Given request: Would you copy out the whole listing exactly as given?

Entries supplied:

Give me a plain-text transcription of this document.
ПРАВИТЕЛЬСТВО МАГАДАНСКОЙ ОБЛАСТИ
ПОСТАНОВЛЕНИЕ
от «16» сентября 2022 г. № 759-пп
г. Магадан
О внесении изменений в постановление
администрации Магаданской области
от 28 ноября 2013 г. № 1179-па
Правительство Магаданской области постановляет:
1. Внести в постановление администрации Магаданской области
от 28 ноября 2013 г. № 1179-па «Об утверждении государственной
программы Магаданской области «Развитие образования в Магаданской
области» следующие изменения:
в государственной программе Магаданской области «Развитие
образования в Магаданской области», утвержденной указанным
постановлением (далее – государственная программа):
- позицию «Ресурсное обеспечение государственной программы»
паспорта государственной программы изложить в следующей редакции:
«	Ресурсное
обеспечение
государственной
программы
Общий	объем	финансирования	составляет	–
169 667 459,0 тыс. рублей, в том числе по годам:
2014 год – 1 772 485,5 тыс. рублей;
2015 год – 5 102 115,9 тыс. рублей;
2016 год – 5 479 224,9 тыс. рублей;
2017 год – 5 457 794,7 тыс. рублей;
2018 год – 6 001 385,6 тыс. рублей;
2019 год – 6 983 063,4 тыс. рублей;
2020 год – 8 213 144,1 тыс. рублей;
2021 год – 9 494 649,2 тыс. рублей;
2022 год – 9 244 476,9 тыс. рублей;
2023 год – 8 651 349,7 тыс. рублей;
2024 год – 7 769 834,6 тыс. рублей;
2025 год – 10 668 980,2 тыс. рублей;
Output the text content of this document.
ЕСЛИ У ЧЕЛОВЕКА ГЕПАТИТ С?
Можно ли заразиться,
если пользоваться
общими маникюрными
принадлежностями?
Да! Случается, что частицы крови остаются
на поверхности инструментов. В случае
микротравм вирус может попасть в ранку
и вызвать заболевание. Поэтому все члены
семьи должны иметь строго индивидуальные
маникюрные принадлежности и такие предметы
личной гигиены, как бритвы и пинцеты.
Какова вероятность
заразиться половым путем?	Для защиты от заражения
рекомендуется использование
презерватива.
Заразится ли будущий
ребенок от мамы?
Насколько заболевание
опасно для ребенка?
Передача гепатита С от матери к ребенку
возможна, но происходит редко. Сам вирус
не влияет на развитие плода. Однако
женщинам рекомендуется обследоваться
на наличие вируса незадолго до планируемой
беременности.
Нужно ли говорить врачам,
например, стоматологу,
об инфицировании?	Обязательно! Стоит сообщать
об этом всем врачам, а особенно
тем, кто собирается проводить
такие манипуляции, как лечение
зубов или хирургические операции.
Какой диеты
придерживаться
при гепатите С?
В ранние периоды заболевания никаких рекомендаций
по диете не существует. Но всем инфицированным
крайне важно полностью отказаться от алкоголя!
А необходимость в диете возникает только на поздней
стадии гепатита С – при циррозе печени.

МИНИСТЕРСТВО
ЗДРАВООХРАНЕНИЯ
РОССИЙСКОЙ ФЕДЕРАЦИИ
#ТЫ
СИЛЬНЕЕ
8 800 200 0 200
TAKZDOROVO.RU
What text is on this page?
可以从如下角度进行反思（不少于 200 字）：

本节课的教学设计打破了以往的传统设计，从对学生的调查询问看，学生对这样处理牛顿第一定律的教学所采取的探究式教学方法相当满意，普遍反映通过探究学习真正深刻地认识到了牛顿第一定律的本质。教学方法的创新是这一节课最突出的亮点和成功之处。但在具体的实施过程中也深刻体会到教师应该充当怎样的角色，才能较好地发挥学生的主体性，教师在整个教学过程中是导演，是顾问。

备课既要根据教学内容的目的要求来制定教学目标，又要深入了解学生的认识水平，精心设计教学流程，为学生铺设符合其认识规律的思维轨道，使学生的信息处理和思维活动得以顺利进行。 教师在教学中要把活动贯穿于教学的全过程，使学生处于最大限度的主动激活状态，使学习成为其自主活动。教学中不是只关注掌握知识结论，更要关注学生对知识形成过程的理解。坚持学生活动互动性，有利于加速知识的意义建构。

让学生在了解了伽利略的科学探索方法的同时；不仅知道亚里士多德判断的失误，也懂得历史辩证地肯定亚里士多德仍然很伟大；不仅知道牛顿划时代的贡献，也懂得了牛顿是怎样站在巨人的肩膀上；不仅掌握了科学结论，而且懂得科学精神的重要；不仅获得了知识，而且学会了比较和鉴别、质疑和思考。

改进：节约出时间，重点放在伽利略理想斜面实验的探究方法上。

Solved exercise:
Give me a plain-text transcription of this document.
ПРАВИТЕЛЬСТВО МАГАДАНСКОЙ ОБЛАСТИ
ПОСТАНОВЛЕНИЕ
от «16» сентября 2022 г. № 759-пп
г. Магадан
О внесении изменений в постановление
администрации Магаданской области
от 28 ноября 2013 г. № 1179-па
Правительство Магаданской области постановляет:
1. Внести в постановление администрации Магаданской области
от 28 ноября 2013 г. № 1179-па «Об утверждении государственной
программы Магаданской области «Развитие образования в Магаданской
области» следующие изменения:
в государственной программе Магаданской области «Развитие
образования в Магаданской области», утвержденной указанным
постановлением (далее – государственная программа):
- позицию «Ресурсное обеспечение государственной программы»
паспорта государственной программы изложить в следующей редакции:
«	Ресурсное
обеспечение
государственной
программы
Общий	объем	финансирования	составляет	–
169 667 459,0 тыс. рублей, в том числе по годам:
2014 год – 1 772 485,5 тыс. рублей;
2015 год – 5 102 115,9 тыс. рублей;
2016 год – 5 479 224,9 тыс. рублей;
2017 год – 5 457 794,7 тыс. рублей;
2018 год – 6 001 385,6 тыс. рублей;
2019 год – 6 983 063,4 тыс. рублей;
2020 год – 8 213 144,1 тыс. рублей;
2021 год – 9 494 649,2 тыс. рублей;
2022 год – 9 244 476,9 тыс. рублей;
2023 год – 8 651 349,7 тыс. рублей;
2024 год – 7 769 834,6 тыс. рублей;
2025 год – 10 668 980,2 тыс. рублей;
Output the text content of this document.
ЕСЛИ У ЧЕЛОВЕКА ГЕПАТИТ С?
Можно ли заразиться,
если пользоваться
общими маникюрными
принадлежностями?
Да! Случается, что частицы крови остаются
на поверхности инструментов. В случае
микротравм вирус может попасть в ранку
и вызвать заболевание. Поэтому все члены
семьи должны иметь строго индивидуальные
маникюрные принадлежности и такие предметы
личной гигиены, как бритвы и пинцеты.
Какова вероятность
заразиться половым путем?	Для защиты от заражения
рекомендуется использование
презерватива.
Заразится ли будущий
ребенок от мамы?
Насколько заболевание
опасно для ребенка?
Передача гепатита С от матери к ребенку
возможна, но происходит редко. Сам вирус
не влияет на развитие плода. Однако
женщинам рекомендуется обследоваться
на наличие вируса незадолго до планируемой
беременности.
Нужно ли говорить врачам,
например, стоматологу,
об инфицировании?	Обязательно! Стоит сообщать
об этом всем врачам, а особенно
тем, кто собирается проводить
такие манипуляции, как лечение
зубов или хирургические операции.
Какой диеты
придерживаться
при гепатите С?
В ранние периоды заболевания никаких рекомендаций
по диете не существует. Но всем инфицированным
крайне важно полностью отказаться от алкоголя!
А необходимость в диете возникает только на поздней
стадии гепатита С – при циррозе печени.

МИНИСТЕРСТВО
ЗДРАВООХРАНЕНИЯ
РОССИЙСКОЙ ФЕДЕРАЦИИ
#ТЫ
СИЛЬНЕЕ
8 800 200 0 200
TAKZDOROVO.RU
What text is on this page?
可以从如下角度进行反思（不少于 200 字）：

本节课的教学设计打破了以往的传统设计，从对学生的调查询问看，学生对这样处理牛顿第一定律的教学所采取的探究式教学方法相当满意，普遍反映通过探究学习真正深刻地认识到了牛顿第一定律的本质。教学方法的创新是这一节课最突出的亮点和成功之处。但在具体的实施过程中也深刻体会到教师应该充当怎样的角色，才能较好地发挥学生的主体性，教师在整个教学过程中是导演，是顾问。

备课既要根据教学内容的目的要求来制定教学目标，又要深入了解学生的认识水平，精心设计教学流程，为学生铺设符合其认识规律的思维轨道，使学生的信息处理和思维活动得以顺利进行。 教师在教学中要把活动贯穿于教学的全过程，使学生处于最大限度的主动激活状态，使学习成为其自主活动。教学中不是只关注掌握知识结论，更要关注学生对知识形成过程的理解。坚持学生活动互动性，有利于加速知识的意义建构。

让学生在了解了伽利略的科学探索方法的同时；不仅知道亚里士多德判断的失误，也懂得历史辩证地肯定亚里士多德仍然很伟大；不仅知道牛顿划时代的贡献，也懂得了牛顿是怎样站在巨人的肩膀上；不仅掌握了科学结论，而且懂得科学精神的重要；不仅获得了知识，而且学会了比较和鉴别、质疑和思考。

改进：节约出时间，重点放在伽利略理想斜面实验的探究方法上。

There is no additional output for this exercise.